What is required >>
Return each line of the listing that contains the string "name".
★ ★ ★ ★ ★
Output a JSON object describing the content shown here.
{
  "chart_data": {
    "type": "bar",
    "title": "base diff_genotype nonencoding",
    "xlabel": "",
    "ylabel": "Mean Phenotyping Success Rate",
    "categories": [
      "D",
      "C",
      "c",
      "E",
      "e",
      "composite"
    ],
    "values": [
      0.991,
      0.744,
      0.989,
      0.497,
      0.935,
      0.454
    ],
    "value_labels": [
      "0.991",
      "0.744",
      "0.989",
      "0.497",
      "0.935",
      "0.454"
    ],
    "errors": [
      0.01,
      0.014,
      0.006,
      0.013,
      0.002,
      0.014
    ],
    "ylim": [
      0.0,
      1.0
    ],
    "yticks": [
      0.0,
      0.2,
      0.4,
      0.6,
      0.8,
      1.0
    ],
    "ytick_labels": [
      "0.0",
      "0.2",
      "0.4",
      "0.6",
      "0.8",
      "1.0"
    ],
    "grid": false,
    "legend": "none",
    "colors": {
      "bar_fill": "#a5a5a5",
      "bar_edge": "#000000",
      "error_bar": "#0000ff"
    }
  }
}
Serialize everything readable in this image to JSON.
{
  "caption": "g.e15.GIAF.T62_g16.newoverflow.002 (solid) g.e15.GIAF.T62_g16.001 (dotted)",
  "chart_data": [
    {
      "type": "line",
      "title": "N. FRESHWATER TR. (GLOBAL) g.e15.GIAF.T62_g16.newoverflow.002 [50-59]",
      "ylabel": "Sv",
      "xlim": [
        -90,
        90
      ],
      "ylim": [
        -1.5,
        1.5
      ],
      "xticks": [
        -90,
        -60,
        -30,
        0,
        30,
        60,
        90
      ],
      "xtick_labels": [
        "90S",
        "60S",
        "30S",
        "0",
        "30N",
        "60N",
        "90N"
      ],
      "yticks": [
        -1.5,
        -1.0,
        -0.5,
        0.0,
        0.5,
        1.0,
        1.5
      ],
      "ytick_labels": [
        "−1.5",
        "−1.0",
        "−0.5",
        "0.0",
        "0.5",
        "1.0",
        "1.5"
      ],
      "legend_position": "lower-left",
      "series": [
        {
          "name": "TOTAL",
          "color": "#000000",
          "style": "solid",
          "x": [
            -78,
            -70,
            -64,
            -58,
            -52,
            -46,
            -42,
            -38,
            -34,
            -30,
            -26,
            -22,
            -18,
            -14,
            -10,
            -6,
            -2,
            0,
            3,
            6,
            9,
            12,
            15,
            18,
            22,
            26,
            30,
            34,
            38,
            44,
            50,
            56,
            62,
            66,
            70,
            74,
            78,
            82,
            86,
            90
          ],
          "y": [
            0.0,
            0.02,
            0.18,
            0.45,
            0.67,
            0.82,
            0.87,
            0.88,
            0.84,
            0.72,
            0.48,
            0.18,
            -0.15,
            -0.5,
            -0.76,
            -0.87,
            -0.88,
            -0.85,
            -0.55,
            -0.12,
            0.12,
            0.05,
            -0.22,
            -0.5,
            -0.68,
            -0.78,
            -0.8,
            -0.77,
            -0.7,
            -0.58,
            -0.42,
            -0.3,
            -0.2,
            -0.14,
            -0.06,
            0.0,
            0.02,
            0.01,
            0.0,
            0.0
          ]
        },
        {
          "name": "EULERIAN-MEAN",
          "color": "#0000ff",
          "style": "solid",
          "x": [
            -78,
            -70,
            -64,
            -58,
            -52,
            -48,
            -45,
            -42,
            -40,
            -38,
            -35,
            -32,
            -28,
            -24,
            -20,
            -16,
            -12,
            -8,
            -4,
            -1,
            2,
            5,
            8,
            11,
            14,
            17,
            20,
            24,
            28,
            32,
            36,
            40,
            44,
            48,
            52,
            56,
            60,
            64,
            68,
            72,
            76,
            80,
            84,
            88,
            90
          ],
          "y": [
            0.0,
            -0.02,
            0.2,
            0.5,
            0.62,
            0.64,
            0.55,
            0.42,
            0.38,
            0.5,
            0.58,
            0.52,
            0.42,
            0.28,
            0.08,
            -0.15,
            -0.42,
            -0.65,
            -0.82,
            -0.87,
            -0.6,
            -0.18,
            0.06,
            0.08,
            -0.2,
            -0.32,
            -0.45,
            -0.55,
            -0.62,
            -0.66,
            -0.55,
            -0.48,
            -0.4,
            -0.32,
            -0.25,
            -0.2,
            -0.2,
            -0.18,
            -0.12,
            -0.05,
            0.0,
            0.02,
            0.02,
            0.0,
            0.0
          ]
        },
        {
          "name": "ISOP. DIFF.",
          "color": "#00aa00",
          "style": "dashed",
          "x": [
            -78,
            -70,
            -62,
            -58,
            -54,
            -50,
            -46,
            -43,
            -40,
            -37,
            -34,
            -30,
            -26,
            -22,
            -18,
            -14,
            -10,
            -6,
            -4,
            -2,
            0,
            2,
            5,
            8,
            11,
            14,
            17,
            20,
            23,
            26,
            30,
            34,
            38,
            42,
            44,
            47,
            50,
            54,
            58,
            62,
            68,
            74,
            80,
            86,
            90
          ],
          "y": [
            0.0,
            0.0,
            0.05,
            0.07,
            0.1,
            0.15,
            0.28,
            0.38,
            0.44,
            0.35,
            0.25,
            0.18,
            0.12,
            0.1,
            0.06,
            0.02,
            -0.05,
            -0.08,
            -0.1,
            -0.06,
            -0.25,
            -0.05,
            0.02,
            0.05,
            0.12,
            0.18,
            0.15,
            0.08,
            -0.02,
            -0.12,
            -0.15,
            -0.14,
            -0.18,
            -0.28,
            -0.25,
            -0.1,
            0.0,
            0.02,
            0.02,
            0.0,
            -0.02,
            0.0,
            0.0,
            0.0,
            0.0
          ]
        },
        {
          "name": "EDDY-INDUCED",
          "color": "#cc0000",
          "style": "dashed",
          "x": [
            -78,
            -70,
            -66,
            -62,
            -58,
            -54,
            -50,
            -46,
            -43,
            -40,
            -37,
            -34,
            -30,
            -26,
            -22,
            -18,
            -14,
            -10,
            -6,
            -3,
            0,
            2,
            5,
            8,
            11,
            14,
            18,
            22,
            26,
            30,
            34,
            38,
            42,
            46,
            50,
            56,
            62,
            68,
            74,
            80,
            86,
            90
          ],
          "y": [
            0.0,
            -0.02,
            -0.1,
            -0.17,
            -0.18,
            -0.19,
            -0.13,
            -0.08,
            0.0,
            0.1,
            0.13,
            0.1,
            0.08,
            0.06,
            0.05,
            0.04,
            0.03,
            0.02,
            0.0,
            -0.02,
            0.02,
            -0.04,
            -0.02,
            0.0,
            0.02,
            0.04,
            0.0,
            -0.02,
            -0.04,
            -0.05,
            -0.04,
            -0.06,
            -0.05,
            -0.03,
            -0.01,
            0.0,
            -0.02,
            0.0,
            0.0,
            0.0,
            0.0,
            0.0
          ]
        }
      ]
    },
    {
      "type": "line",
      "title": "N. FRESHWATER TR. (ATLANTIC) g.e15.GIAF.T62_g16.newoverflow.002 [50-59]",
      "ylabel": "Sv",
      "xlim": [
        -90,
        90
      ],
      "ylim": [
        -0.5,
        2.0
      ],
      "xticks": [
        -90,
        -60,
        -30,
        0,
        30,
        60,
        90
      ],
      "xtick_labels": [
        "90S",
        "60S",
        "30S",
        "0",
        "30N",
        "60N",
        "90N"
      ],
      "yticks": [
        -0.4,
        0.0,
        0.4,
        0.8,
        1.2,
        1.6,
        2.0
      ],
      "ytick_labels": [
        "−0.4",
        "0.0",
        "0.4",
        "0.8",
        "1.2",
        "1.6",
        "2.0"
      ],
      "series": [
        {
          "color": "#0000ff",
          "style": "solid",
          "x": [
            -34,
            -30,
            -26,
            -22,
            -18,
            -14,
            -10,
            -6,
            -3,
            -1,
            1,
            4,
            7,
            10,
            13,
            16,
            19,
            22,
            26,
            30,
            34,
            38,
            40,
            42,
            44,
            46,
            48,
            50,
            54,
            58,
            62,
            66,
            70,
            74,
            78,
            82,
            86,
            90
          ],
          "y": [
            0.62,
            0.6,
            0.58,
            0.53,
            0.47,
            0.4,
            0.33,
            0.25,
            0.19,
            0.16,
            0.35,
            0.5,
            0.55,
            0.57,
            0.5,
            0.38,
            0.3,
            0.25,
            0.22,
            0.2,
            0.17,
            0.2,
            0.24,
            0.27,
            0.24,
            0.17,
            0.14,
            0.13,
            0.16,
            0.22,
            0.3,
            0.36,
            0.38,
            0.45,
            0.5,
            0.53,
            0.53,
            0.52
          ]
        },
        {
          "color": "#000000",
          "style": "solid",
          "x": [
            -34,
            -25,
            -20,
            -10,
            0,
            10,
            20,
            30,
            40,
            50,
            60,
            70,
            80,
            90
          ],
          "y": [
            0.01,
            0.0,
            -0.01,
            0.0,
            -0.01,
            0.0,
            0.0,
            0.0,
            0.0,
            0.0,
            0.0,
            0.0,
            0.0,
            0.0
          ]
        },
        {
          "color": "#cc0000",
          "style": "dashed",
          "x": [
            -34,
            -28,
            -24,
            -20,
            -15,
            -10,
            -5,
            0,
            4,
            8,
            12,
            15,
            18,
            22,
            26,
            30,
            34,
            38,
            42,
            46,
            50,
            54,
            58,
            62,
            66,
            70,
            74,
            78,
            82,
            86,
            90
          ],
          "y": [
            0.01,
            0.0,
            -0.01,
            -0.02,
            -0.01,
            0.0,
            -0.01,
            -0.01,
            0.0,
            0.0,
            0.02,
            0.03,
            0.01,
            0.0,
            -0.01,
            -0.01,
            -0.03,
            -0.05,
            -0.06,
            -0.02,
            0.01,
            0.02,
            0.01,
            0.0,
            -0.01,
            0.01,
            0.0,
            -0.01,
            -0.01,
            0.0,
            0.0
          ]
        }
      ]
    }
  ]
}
★ ★ ★ ★ ★
The output >>
          "name": "TOTAL",
          "name": "EULERIAN-MEAN",
          "name": "ISOP. DIFF.",
          "name": "EDDY-INDUCED",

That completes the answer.